[JOB]
Omit all pictures. Quote only the lines from the one with "Give me the" through the end of the material below.

[GIVEN RECORDS]
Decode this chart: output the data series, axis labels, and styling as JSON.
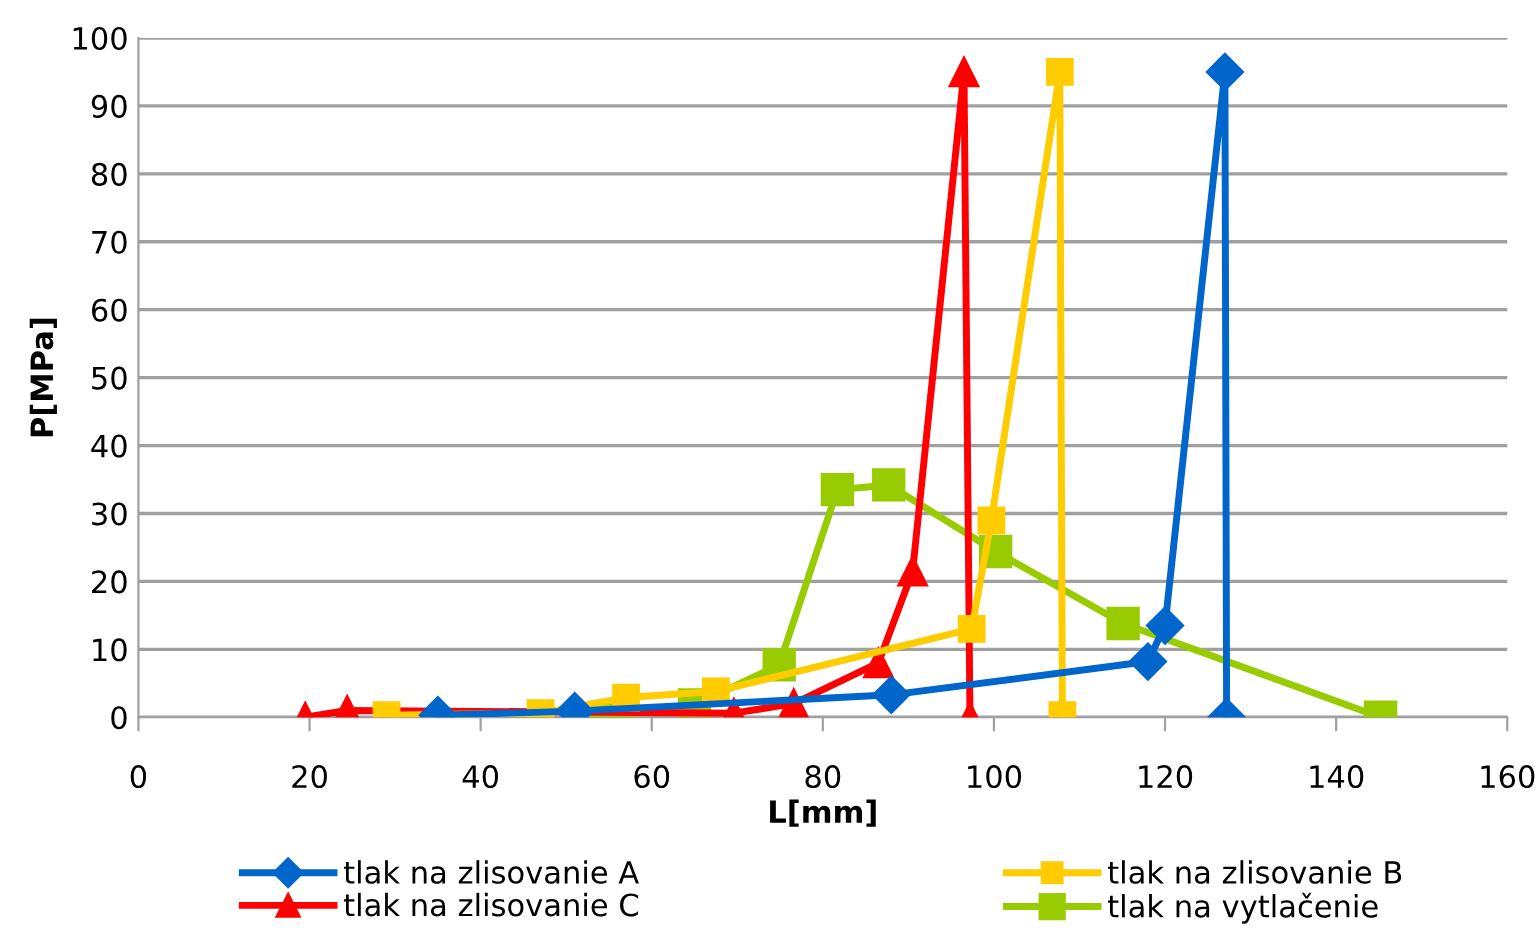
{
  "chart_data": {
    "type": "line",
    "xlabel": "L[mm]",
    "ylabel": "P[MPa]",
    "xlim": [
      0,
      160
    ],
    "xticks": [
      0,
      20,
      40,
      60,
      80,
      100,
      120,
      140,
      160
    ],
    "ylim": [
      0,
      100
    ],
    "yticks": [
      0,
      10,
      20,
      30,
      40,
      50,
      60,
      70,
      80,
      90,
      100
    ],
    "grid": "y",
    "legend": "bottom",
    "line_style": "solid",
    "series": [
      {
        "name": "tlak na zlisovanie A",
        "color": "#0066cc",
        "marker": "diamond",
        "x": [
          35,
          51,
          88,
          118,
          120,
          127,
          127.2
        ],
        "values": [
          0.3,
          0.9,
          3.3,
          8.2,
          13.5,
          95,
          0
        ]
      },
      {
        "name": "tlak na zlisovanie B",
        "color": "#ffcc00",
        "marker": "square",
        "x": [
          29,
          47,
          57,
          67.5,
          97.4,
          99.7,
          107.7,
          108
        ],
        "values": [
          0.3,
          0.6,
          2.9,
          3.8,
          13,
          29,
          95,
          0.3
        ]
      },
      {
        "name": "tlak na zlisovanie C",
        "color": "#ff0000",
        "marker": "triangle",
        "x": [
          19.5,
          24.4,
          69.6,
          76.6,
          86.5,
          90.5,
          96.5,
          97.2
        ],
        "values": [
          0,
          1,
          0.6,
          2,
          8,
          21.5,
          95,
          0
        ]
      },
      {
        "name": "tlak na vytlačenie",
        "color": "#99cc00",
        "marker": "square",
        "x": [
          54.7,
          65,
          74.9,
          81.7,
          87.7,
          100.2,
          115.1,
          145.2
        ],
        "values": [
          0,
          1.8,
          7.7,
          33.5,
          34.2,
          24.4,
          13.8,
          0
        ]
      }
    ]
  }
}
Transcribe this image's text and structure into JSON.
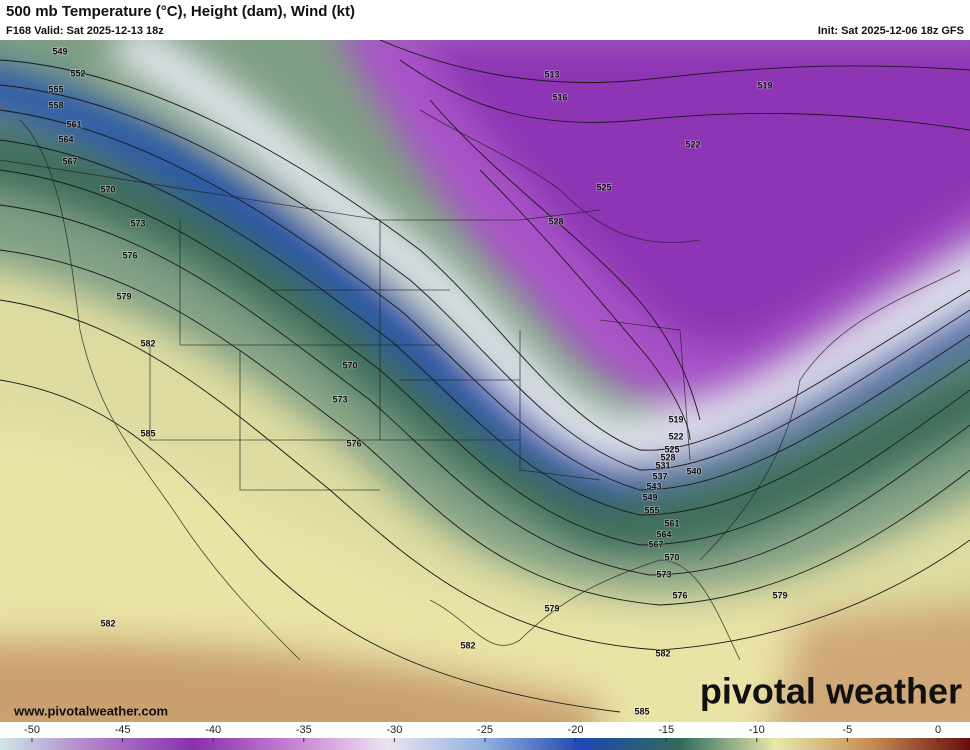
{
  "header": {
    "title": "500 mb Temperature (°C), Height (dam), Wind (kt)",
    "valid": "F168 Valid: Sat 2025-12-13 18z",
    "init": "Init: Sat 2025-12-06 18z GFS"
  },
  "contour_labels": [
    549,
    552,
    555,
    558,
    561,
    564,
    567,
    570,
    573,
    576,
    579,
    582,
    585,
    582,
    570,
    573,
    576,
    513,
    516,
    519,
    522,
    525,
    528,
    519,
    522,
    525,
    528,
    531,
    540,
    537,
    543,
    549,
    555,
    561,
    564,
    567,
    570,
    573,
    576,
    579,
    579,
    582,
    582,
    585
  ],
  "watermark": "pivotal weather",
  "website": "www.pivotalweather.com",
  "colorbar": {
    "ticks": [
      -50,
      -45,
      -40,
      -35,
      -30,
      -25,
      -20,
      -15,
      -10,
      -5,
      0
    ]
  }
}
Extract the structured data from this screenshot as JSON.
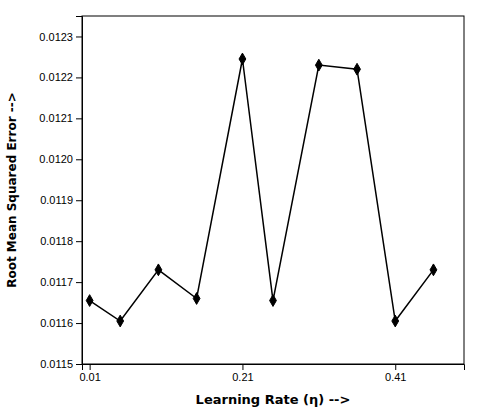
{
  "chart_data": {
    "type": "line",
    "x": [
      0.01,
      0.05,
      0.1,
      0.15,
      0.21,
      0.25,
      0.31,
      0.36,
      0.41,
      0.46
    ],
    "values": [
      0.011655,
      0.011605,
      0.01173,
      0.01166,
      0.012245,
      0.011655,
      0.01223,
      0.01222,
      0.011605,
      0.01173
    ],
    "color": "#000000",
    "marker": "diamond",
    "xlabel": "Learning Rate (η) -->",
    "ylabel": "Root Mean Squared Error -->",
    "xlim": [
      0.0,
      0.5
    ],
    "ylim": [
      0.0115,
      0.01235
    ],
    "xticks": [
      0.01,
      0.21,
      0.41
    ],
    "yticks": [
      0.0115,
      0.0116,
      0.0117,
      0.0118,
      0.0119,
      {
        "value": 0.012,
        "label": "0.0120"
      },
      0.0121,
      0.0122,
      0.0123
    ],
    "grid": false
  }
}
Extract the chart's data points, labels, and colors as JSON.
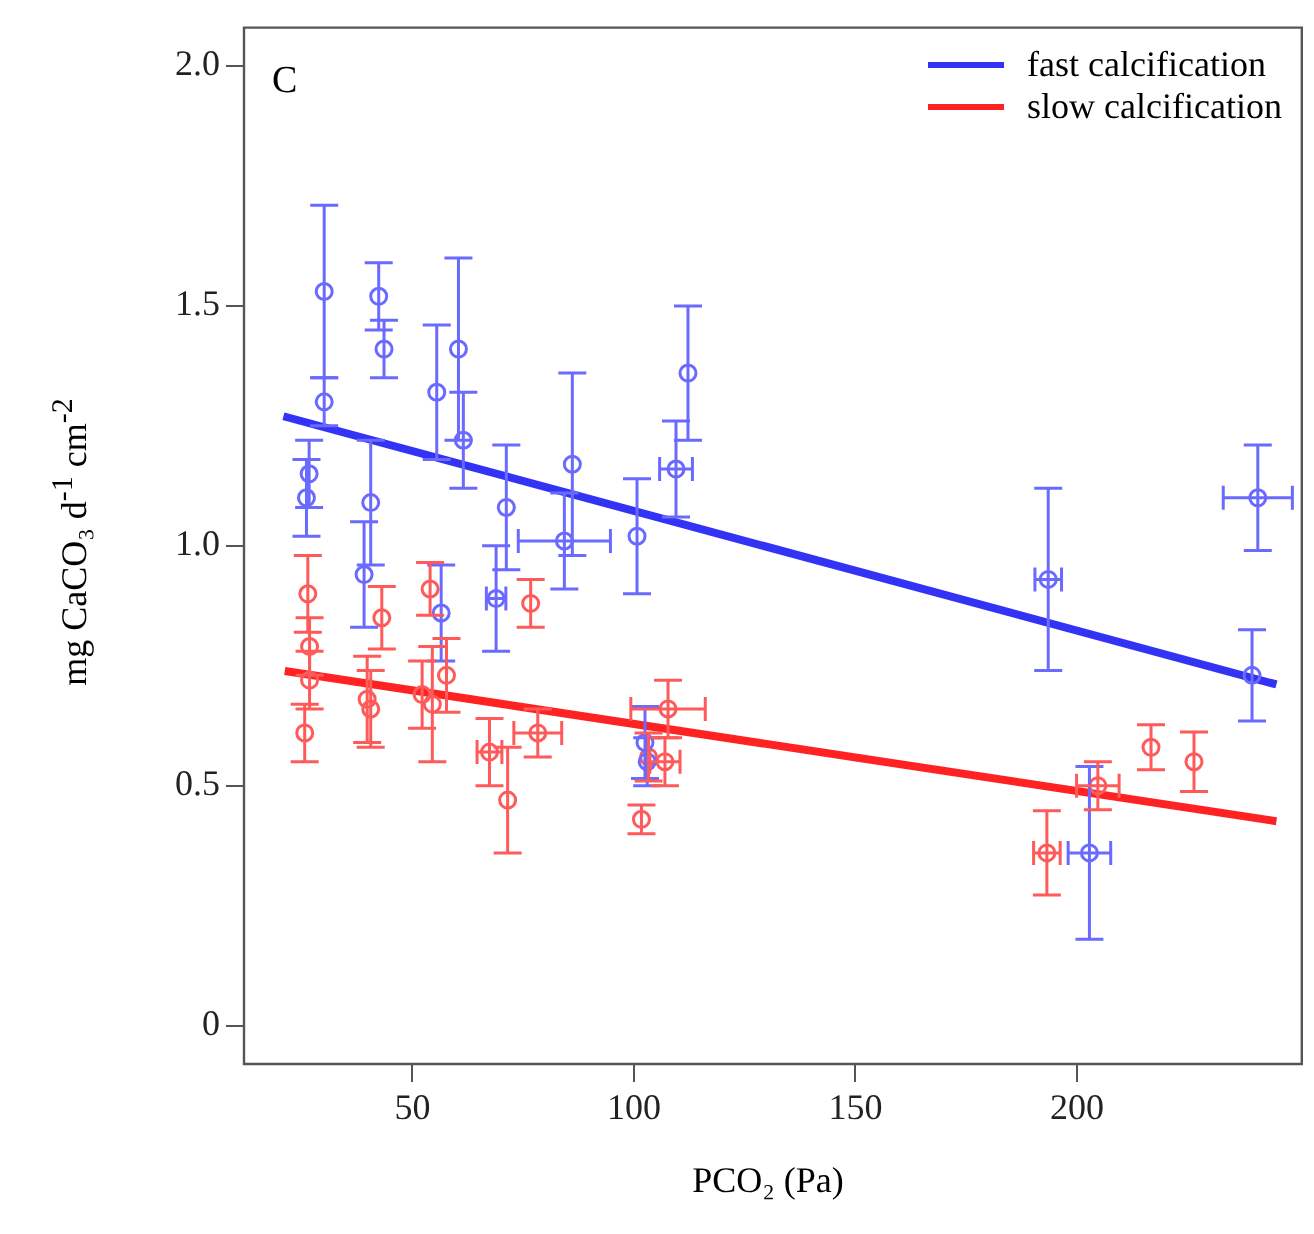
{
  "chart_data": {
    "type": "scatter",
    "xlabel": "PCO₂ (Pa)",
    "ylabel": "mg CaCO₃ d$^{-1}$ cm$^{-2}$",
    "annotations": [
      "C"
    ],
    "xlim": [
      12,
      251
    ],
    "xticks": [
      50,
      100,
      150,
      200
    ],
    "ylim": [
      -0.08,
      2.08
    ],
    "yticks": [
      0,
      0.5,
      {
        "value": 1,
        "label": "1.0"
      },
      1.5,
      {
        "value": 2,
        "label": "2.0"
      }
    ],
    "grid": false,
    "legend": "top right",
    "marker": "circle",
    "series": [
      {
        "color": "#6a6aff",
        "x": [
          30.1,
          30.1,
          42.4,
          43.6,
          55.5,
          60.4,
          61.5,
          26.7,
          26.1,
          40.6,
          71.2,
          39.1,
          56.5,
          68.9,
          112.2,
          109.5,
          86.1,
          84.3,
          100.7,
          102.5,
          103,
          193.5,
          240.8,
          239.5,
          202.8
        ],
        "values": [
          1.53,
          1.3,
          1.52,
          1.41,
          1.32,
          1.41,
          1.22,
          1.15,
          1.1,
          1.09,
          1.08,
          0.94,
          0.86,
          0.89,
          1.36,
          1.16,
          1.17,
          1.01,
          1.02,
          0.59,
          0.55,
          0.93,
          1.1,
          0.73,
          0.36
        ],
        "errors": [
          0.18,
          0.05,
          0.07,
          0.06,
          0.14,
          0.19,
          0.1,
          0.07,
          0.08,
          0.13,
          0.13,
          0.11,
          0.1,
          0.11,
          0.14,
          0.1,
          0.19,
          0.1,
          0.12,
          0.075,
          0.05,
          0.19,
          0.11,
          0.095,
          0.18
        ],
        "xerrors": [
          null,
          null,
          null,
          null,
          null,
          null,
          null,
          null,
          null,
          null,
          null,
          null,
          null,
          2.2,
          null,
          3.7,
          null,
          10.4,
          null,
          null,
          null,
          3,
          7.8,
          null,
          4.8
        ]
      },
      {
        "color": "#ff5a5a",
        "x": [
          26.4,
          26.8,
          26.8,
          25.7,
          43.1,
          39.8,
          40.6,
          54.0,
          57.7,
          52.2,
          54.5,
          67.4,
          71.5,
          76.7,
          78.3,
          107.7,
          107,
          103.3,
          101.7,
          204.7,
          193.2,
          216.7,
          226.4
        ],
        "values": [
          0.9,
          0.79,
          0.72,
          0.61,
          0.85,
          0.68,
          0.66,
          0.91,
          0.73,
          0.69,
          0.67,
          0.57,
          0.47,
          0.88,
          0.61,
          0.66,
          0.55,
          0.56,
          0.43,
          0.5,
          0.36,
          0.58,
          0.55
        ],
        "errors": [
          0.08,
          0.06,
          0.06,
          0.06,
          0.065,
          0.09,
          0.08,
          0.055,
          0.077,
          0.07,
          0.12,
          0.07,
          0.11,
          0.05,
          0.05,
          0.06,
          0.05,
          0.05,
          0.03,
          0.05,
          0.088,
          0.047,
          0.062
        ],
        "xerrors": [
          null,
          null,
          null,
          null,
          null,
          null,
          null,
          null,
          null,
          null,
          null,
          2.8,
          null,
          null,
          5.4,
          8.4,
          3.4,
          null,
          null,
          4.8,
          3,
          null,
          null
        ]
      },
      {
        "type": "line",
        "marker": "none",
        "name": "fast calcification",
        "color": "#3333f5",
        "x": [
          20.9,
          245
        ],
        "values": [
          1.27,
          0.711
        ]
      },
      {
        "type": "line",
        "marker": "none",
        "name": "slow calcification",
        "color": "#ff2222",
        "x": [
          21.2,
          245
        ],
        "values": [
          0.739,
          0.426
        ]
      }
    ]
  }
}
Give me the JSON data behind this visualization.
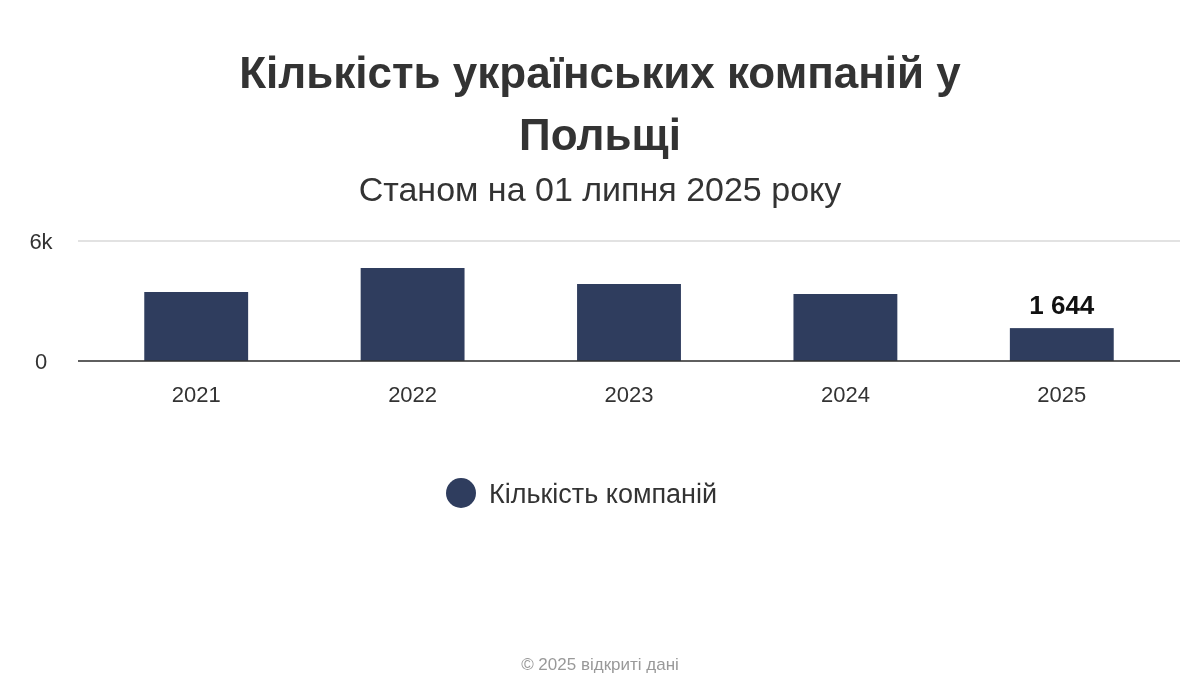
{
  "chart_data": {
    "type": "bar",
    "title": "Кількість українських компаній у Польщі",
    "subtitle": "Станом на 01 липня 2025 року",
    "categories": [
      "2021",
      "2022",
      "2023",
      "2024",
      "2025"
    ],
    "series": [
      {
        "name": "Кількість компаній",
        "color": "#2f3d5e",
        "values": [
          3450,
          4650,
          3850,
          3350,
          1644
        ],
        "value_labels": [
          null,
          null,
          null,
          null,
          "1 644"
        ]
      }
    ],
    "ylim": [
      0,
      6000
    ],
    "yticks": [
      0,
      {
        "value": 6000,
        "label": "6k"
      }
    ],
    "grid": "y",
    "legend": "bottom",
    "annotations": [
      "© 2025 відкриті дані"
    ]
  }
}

[ANSWER TO THIS EXERCISE]
Give me the JSON data behind this visualization.
{
  "chart_data": {
    "type": "bar",
    "title": "Кількість українських компаній у Польщі",
    "subtitle": "Станом на 01 липня 2025 року",
    "categories": [
      "2021",
      "2022",
      "2023",
      "2024",
      "2025"
    ],
    "series": [
      {
        "name": "Кількість компаній",
        "color": "#2f3d5e",
        "values": [
          3450,
          4650,
          3850,
          3350,
          1644
        ],
        "value_labels": [
          null,
          null,
          null,
          null,
          "1 644"
        ]
      }
    ],
    "ylim": [
      0,
      6000
    ],
    "yticks": [
      0,
      {
        "value": 6000,
        "label": "6k"
      }
    ],
    "grid": "y",
    "legend": "bottom",
    "annotations": [
      "© 2025 відкриті дані"
    ]
  }
}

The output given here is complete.